Begin
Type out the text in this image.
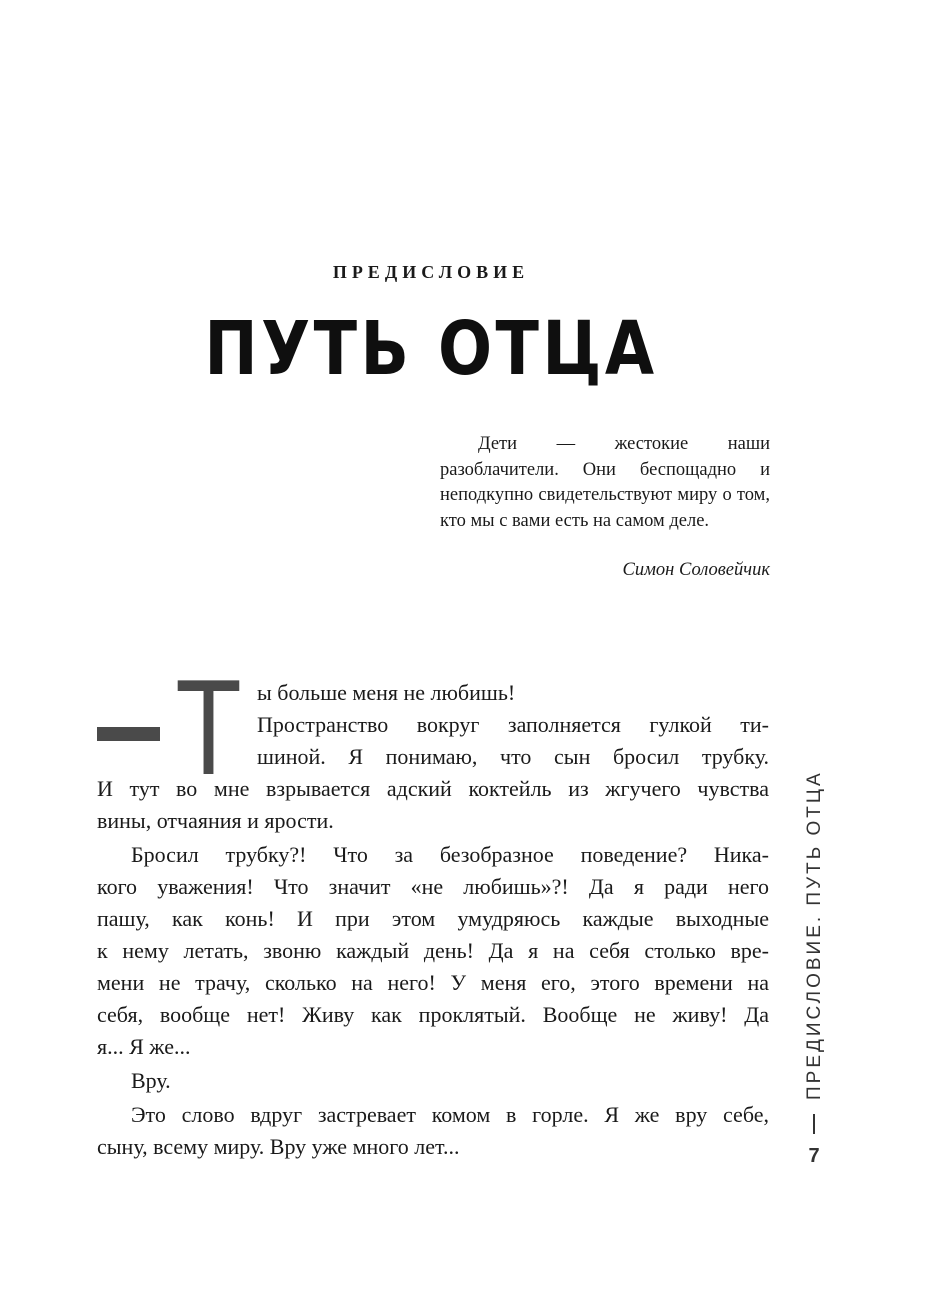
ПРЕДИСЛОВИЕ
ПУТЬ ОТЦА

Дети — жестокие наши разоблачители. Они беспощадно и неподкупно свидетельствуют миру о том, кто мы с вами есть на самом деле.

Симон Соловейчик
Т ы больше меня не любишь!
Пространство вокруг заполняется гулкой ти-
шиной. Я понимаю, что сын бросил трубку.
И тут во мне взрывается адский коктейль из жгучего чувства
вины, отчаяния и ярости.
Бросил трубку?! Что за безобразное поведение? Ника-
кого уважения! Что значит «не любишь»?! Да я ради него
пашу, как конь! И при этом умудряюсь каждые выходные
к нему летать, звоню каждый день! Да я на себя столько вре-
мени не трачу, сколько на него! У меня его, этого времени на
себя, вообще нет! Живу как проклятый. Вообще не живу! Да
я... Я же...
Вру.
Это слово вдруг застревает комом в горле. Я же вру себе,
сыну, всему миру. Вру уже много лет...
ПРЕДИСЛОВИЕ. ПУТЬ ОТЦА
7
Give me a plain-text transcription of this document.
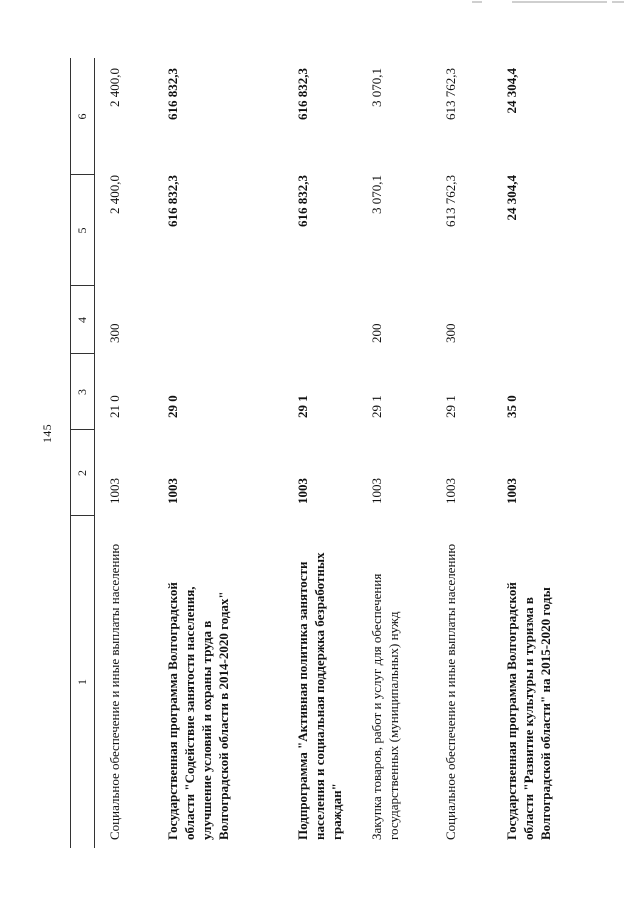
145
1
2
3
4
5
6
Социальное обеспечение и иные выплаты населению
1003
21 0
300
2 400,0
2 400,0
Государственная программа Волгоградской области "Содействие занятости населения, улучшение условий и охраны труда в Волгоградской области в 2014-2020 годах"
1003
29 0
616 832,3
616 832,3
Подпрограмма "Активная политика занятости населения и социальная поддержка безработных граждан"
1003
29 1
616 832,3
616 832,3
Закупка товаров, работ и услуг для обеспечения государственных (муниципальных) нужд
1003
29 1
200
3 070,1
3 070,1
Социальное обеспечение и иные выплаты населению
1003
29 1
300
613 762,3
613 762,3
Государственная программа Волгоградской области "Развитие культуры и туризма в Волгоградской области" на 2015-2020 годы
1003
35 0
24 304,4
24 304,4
End
Gather up the lines that contain the word "Государственная".

■ **TASK OUTPUT**
Государственная программа Волгоградской области "Содействие занятости населения, улучшение условий и охраны труда в Волгоградской области в 2014-2020 годах"
Государственная программа Волгоградской области "Развитие культуры и туризма в Волгоградской области" на 2015-2020 годы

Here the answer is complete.